## Items
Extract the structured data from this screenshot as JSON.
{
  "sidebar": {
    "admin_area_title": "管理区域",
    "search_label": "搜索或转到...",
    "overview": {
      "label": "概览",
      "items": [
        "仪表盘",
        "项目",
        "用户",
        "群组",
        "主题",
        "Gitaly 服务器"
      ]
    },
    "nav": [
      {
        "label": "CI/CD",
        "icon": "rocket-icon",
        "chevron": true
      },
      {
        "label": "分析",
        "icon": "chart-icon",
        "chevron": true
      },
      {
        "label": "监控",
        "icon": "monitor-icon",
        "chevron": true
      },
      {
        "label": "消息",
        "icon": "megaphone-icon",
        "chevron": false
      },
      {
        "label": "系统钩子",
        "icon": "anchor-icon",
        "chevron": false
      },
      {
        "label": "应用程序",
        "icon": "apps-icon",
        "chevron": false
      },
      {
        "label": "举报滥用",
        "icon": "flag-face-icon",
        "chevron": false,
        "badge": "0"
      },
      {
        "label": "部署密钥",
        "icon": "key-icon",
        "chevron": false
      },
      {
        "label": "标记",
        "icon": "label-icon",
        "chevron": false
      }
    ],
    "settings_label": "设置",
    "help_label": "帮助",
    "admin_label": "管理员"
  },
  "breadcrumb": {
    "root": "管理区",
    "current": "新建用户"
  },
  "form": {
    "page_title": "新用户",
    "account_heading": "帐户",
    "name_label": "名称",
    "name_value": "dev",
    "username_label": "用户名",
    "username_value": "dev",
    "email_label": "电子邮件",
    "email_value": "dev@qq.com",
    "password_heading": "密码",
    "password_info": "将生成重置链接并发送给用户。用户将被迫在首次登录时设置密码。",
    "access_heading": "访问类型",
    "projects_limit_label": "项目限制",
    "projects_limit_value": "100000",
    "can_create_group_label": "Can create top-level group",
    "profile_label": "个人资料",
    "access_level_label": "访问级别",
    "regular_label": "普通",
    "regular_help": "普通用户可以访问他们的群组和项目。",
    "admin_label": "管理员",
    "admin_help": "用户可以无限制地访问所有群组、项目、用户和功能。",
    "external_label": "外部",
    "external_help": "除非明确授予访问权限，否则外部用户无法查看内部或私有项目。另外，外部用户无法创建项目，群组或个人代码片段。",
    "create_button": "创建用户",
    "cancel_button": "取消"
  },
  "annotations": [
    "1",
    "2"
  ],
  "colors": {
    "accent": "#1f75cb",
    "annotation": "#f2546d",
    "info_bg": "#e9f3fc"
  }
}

## What to work on
Retype all of the material, keeping each line exact.

## Task solution
Extract the structured data from this screenshot as JSON.
{
  "sidebar": {
    "admin_area_title": "管理区域",
    "search_label": "搜索或转到...",
    "overview": {
      "label": "概览",
      "items": [
        "仪表盘",
        "项目",
        "用户",
        "群组",
        "主题",
        "Gitaly 服务器"
      ]
    },
    "nav": [
      {
        "label": "CI/CD",
        "icon": "rocket-icon",
        "chevron": true
      },
      {
        "label": "分析",
        "icon": "chart-icon",
        "chevron": true
      },
      {
        "label": "监控",
        "icon": "monitor-icon",
        "chevron": true
      },
      {
        "label": "消息",
        "icon": "megaphone-icon",
        "chevron": false
      },
      {
        "label": "系统钩子",
        "icon": "anchor-icon",
        "chevron": false
      },
      {
        "label": "应用程序",
        "icon": "apps-icon",
        "chevron": false
      },
      {
        "label": "举报滥用",
        "icon": "flag-face-icon",
        "chevron": false,
        "badge": "0"
      },
      {
        "label": "部署密钥",
        "icon": "key-icon",
        "chevron": false
      },
      {
        "label": "标记",
        "icon": "label-icon",
        "chevron": false
      }
    ],
    "settings_label": "设置",
    "help_label": "帮助",
    "admin_label": "管理员"
  },
  "breadcrumb": {
    "root": "管理区",
    "current": "新建用户"
  },
  "form": {
    "page_title": "新用户",
    "account_heading": "帐户",
    "name_label": "名称",
    "name_value": "dev",
    "username_label": "用户名",
    "username_value": "dev",
    "email_label": "电子邮件",
    "email_value": "dev@qq.com",
    "password_heading": "密码",
    "password_info": "将生成重置链接并发送给用户。用户将被迫在首次登录时设置密码。",
    "access_heading": "访问类型",
    "projects_limit_label": "项目限制",
    "projects_limit_value": "100000",
    "can_create_group_label": "Can create top-level group",
    "profile_label": "个人资料",
    "access_level_label": "访问级别",
    "regular_label": "普通",
    "regular_help": "普通用户可以访问他们的群组和项目。",
    "admin_label": "管理员",
    "admin_help": "用户可以无限制地访问所有群组、项目、用户和功能。",
    "external_label": "外部",
    "external_help": "除非明确授予访问权限，否则外部用户无法查看内部或私有项目。另外，外部用户无法创建项目，群组或个人代码片段。",
    "create_button": "创建用户",
    "cancel_button": "取消"
  },
  "annotations": [
    "1",
    "2"
  ],
  "colors": {
    "accent": "#1f75cb",
    "annotation": "#f2546d",
    "info_bg": "#e9f3fc"
  }
}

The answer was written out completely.